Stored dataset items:

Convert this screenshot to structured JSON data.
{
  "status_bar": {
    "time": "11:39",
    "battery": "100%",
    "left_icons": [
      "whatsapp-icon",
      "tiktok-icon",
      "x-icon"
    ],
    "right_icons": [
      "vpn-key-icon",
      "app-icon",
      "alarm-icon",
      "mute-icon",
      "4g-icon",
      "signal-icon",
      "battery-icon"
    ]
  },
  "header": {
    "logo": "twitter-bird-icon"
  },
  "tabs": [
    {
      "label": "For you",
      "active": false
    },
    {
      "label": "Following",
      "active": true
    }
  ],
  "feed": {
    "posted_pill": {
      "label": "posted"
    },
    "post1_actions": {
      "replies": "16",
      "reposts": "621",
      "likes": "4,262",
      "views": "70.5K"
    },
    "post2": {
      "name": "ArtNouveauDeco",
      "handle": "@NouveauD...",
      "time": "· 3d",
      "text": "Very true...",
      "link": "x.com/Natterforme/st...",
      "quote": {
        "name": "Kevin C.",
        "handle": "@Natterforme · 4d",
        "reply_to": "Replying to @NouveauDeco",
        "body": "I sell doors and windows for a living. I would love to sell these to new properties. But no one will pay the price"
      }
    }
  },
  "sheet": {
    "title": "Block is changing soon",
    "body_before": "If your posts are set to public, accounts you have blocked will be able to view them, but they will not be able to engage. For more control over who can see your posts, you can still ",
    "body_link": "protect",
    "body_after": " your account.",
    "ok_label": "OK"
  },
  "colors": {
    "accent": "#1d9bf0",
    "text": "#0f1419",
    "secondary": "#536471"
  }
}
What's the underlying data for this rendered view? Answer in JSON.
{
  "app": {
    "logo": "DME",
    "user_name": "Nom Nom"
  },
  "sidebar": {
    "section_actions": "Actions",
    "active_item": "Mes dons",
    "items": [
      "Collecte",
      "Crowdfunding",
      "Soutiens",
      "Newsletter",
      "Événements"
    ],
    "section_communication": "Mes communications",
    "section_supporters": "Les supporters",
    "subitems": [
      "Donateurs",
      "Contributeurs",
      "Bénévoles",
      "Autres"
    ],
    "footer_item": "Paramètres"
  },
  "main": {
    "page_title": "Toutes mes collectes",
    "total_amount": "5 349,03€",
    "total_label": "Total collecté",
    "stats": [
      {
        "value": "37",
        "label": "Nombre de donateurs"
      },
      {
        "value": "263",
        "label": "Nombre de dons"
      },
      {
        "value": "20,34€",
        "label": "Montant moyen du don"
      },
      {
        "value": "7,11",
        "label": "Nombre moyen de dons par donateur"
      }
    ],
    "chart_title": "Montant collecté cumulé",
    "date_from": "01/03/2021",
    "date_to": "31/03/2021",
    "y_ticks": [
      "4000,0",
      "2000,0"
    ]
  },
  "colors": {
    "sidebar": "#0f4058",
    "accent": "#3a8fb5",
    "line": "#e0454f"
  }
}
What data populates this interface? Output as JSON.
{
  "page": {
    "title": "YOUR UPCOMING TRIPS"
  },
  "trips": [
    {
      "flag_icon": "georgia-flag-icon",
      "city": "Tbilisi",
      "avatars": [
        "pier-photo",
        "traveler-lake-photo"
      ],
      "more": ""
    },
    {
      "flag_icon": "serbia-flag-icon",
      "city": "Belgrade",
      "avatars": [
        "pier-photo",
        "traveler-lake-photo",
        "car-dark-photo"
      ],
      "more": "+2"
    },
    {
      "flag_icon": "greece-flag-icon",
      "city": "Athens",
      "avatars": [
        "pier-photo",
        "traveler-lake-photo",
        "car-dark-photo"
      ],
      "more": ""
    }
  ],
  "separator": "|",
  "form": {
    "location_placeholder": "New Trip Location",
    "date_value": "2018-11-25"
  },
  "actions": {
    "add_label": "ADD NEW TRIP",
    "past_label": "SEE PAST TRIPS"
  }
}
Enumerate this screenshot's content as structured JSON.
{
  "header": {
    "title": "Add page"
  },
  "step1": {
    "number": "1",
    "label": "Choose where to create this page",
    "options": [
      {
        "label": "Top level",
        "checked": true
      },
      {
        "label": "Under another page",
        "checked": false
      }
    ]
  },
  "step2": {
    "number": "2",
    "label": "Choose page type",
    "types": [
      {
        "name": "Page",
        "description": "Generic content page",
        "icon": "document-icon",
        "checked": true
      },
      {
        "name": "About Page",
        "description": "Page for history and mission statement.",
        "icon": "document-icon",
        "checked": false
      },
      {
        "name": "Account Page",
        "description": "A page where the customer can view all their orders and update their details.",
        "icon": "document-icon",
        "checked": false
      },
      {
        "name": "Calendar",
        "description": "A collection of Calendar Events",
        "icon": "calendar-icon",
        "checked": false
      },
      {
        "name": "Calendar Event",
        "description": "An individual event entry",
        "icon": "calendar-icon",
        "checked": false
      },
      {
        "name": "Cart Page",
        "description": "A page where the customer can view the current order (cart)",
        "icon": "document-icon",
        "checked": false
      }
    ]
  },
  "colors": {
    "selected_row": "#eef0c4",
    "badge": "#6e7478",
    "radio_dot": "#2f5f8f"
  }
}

§ **Task directions**
How many lines in the listing contain "collecté"? Answer with the number alone.

§ **The completed task**
2